_Exercise requirements:_
Every entry must be given again exactly.
--------------------
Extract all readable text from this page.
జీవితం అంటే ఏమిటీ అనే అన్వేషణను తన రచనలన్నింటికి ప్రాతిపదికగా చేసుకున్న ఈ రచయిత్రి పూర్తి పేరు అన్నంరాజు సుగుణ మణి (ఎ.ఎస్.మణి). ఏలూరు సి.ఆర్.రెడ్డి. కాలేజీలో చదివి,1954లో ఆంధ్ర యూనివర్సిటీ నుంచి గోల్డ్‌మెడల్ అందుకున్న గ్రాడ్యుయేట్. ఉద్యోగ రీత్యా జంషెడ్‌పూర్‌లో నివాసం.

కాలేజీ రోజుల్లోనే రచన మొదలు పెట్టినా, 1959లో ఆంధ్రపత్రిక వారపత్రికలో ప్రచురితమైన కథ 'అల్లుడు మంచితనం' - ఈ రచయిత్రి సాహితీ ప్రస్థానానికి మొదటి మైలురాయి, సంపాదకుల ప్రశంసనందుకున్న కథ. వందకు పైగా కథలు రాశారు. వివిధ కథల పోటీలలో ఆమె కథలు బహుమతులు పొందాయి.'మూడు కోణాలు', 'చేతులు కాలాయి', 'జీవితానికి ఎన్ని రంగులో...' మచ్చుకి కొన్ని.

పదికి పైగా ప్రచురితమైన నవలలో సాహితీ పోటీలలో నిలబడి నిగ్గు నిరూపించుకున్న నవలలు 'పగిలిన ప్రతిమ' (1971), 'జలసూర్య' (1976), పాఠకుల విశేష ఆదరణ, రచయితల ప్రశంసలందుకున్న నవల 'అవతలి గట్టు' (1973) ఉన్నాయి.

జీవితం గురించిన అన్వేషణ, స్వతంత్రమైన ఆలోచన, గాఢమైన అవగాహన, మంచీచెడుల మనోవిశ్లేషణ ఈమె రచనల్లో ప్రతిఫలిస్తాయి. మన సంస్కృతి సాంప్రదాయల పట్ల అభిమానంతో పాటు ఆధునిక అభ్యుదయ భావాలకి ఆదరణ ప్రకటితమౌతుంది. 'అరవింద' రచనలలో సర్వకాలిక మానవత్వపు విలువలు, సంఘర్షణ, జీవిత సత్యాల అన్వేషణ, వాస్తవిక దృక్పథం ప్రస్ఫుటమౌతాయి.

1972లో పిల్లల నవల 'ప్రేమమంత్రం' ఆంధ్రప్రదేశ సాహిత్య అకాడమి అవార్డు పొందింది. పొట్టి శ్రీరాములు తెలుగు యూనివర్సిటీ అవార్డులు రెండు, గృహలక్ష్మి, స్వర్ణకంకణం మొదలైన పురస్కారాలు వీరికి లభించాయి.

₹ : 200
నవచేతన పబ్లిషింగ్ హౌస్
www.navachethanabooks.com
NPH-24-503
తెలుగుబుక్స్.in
--------------------
_Problem solution:_
Extract all readable text from this page.
జీవితం అంటే ఏమిటీ అనే అన్వేషణను తన రచనలన్నింటికి ప్రాతిపదికగా చేసుకున్న ఈ రచయిత్రి పూర్తి పేరు అన్నంరాజు సుగుణ మణి (ఎ.ఎస్.మణి). ఏలూరు సి.ఆర్.రెడ్డి. కాలేజీలో చదివి,1954లో ఆంధ్ర యూనివర్సిటీ నుంచి గోల్డ్‌మెడల్ అందుకున్న గ్రాడ్యుయేట్. ఉద్యోగ రీత్యా జంషెడ్‌పూర్‌లో నివాసం.

కాలేజీ రోజుల్లోనే రచన మొదలు పెట్టినా, 1959లో ఆంధ్రపత్రిక వారపత్రికలో ప్రచురితమైన కథ 'అల్లుడు మంచితనం' - ఈ రచయిత్రి సాహితీ ప్రస్థానానికి మొదటి మైలురాయి, సంపాదకుల ప్రశంసనందుకున్న కథ. వందకు పైగా కథలు రాశారు. వివిధ కథల పోటీలలో ఆమె కథలు బహుమతులు పొందాయి.'మూడు కోణాలు', 'చేతులు కాలాయి', 'జీవితానికి ఎన్ని రంగులో...' మచ్చుకి కొన్ని.

పదికి పైగా ప్రచురితమైన నవలలో సాహితీ పోటీలలో నిలబడి నిగ్గు నిరూపించుకున్న నవలలు 'పగిలిన ప్రతిమ' (1971), 'జలసూర్య' (1976), పాఠకుల విశేష ఆదరణ, రచయితల ప్రశంసలందుకున్న నవల 'అవతలి గట్టు' (1973) ఉన్నాయి.

జీవితం గురించిన అన్వేషణ, స్వతంత్రమైన ఆలోచన, గాఢమైన అవగాహన, మంచీచెడుల మనోవిశ్లేషణ ఈమె రచనల్లో ప్రతిఫలిస్తాయి. మన సంస్కృతి సాంప్రదాయల పట్ల అభిమానంతో పాటు ఆధునిక అభ్యుదయ భావాలకి ఆదరణ ప్రకటితమౌతుంది. 'అరవింద' రచనలలో సర్వకాలిక మానవత్వపు విలువలు, సంఘర్షణ, జీవిత సత్యాల అన్వేషణ, వాస్తవిక దృక్పథం ప్రస్ఫుటమౌతాయి.

1972లో పిల్లల నవల 'ప్రేమమంత్రం' ఆంధ్రప్రదేశ సాహిత్య అకాడమి అవార్డు పొందింది. పొట్టి శ్రీరాములు తెలుగు యూనివర్సిటీ అవార్డులు రెండు, గృహలక్ష్మి, స్వర్ణకంకణం మొదలైన పురస్కారాలు వీరికి లభించాయి.

₹ : 200
నవచేతన పబ్లిషింగ్ హౌస్
www.navachethanabooks.com
NPH-24-503
తెలుగుబుక్స్.in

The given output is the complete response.